- **Work to do**: State how many lines contain "modified", and write nothing except that count.

* begin Data section *

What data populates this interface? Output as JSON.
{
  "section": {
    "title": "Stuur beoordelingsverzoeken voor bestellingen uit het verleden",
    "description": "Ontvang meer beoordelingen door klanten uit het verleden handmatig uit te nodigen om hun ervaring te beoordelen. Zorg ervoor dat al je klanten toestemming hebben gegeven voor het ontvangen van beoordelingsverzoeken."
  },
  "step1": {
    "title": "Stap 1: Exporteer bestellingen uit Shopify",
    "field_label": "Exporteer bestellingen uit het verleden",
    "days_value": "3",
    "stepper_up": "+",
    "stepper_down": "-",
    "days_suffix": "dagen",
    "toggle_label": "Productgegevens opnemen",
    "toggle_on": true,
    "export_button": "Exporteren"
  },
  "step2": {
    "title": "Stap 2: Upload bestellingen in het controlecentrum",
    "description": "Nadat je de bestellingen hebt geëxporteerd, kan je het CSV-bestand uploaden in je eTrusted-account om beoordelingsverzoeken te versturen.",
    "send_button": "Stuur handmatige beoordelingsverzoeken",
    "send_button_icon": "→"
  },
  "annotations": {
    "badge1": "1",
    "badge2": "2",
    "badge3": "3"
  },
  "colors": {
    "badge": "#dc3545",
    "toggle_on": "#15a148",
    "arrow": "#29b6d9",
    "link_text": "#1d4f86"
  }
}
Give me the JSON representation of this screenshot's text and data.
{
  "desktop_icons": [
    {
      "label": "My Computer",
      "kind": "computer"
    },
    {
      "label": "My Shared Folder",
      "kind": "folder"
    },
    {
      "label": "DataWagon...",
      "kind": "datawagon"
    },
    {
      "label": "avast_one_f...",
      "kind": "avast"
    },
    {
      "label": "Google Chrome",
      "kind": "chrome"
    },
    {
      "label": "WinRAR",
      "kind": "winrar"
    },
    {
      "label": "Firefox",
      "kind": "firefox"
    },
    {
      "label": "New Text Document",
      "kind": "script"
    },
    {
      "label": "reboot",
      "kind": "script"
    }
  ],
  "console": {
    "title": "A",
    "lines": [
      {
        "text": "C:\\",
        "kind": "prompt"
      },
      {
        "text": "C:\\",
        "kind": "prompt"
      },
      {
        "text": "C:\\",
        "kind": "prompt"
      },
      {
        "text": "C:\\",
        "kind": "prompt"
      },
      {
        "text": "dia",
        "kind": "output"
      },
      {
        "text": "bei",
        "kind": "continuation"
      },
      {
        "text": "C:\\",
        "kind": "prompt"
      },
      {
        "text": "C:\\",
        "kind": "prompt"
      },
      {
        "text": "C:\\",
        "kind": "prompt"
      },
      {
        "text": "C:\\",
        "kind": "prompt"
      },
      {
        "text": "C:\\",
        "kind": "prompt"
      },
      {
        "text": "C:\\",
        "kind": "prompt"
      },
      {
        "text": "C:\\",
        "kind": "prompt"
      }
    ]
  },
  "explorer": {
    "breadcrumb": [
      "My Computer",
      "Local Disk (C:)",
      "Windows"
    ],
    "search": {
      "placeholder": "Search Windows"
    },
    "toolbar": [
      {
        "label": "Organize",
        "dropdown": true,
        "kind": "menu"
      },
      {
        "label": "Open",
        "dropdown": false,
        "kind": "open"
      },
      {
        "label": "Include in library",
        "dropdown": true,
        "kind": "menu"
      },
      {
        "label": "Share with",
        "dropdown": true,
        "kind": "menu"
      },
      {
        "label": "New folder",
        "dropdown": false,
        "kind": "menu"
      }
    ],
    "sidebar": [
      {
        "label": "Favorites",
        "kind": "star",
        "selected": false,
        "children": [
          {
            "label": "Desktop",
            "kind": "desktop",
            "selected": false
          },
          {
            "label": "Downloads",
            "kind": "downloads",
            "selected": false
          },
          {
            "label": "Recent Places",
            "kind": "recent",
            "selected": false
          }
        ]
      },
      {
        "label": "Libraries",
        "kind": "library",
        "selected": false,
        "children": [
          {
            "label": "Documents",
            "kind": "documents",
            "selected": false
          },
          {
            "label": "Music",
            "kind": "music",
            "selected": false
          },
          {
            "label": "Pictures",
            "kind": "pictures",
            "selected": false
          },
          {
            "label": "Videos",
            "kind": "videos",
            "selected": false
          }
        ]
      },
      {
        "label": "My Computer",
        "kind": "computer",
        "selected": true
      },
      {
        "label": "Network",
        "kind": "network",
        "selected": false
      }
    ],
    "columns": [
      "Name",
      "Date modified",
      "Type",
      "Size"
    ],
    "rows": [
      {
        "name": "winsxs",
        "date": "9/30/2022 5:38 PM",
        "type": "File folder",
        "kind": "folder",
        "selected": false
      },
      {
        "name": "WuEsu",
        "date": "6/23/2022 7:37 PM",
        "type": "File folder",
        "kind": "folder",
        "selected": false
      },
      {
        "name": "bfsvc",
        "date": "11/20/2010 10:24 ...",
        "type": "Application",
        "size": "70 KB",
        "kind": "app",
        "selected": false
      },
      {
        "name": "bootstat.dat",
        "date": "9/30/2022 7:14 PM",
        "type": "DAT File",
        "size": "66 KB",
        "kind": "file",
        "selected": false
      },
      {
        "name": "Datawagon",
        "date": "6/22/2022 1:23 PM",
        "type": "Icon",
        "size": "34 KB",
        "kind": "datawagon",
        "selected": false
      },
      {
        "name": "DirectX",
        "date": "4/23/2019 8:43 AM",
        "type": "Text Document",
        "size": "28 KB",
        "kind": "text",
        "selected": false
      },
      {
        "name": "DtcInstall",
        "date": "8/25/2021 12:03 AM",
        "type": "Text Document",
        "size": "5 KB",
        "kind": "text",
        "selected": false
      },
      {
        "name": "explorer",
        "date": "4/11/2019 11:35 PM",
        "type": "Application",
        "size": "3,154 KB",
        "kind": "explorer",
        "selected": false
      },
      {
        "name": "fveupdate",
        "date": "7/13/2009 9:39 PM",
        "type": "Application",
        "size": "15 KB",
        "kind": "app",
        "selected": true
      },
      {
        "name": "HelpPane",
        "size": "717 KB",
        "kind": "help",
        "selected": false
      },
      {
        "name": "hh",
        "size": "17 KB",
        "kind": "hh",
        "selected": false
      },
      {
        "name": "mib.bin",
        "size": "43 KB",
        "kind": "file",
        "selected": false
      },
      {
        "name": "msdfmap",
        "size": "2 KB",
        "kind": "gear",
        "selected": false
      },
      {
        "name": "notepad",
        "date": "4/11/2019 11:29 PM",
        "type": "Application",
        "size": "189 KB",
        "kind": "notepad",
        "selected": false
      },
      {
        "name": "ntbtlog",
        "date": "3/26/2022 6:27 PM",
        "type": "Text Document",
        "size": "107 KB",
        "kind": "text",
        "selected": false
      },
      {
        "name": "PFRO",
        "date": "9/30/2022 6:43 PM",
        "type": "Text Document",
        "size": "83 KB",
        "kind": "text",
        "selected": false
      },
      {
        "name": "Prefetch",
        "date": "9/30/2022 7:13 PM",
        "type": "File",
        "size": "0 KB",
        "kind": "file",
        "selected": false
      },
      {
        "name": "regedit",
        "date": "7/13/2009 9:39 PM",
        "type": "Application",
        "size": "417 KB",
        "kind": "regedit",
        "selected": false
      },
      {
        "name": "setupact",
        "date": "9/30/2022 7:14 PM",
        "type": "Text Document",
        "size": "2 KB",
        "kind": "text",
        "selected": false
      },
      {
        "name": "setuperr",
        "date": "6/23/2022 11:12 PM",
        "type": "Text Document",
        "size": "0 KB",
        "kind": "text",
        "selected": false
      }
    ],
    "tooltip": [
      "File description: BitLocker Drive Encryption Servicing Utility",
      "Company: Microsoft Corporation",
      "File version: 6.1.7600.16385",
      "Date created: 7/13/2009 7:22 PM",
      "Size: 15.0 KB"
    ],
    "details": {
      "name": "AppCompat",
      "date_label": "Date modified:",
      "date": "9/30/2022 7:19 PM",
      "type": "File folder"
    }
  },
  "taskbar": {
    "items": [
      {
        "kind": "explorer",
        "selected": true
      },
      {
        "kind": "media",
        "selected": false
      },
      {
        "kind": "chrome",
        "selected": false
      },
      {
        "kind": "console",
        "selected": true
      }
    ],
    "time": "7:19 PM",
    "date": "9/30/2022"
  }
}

* end Data section *

- **Output**: 2